**Available records:**

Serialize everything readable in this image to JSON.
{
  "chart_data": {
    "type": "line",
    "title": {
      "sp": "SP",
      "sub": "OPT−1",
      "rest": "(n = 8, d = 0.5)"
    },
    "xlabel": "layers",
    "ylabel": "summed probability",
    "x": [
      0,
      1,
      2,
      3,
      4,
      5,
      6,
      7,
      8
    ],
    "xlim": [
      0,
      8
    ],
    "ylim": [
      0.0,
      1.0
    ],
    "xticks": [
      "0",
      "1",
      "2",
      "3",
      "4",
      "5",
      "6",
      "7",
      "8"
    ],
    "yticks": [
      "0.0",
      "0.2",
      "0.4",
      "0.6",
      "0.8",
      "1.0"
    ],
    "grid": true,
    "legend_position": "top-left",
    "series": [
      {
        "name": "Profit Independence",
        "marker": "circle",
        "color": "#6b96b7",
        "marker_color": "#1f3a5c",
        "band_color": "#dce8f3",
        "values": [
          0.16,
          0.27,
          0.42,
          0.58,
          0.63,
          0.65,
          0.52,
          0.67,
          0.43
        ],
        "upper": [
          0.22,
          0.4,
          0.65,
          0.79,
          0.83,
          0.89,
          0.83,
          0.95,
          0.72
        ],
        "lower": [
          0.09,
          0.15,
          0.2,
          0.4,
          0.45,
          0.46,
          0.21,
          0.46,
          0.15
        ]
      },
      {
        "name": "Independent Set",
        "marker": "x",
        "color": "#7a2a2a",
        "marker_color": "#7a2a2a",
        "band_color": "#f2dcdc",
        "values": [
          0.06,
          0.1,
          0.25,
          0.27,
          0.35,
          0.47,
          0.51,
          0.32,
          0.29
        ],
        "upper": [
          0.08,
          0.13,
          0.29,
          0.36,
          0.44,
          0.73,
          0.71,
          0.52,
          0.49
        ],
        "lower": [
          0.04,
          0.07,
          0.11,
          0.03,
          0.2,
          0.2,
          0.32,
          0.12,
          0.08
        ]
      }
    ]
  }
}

**Stated goal:** Reproduce the data shown above exactly.

**Reply to the exercise:**
Serialize everything readable in this image to JSON.
{
  "chart_data": {
    "type": "line",
    "title": {
      "sp": "SP",
      "sub": "OPT−1",
      "rest": "(n = 8, d = 0.5)"
    },
    "xlabel": "layers",
    "ylabel": "summed probability",
    "x": [
      0,
      1,
      2,
      3,
      4,
      5,
      6,
      7,
      8
    ],
    "xlim": [
      0,
      8
    ],
    "ylim": [
      0.0,
      1.0
    ],
    "xticks": [
      "0",
      "1",
      "2",
      "3",
      "4",
      "5",
      "6",
      "7",
      "8"
    ],
    "yticks": [
      "0.0",
      "0.2",
      "0.4",
      "0.6",
      "0.8",
      "1.0"
    ],
    "grid": true,
    "legend_position": "top-left",
    "series": [
      {
        "name": "Profit Independence",
        "marker": "circle",
        "color": "#6b96b7",
        "marker_color": "#1f3a5c",
        "band_color": "#dce8f3",
        "values": [
          0.16,
          0.27,
          0.42,
          0.58,
          0.63,
          0.65,
          0.52,
          0.67,
          0.43
        ],
        "upper": [
          0.22,
          0.4,
          0.65,
          0.79,
          0.83,
          0.89,
          0.83,
          0.95,
          0.72
        ],
        "lower": [
          0.09,
          0.15,
          0.2,
          0.4,
          0.45,
          0.46,
          0.21,
          0.46,
          0.15
        ]
      },
      {
        "name": "Independent Set",
        "marker": "x",
        "color": "#7a2a2a",
        "marker_color": "#7a2a2a",
        "band_color": "#f2dcdc",
        "values": [
          0.06,
          0.1,
          0.25,
          0.27,
          0.35,
          0.47,
          0.51,
          0.32,
          0.29
        ],
        "upper": [
          0.08,
          0.13,
          0.29,
          0.36,
          0.44,
          0.73,
          0.71,
          0.52,
          0.49
        ],
        "lower": [
          0.04,
          0.07,
          0.11,
          0.03,
          0.2,
          0.2,
          0.32,
          0.12,
          0.08
        ]
      }
    ]
  }
}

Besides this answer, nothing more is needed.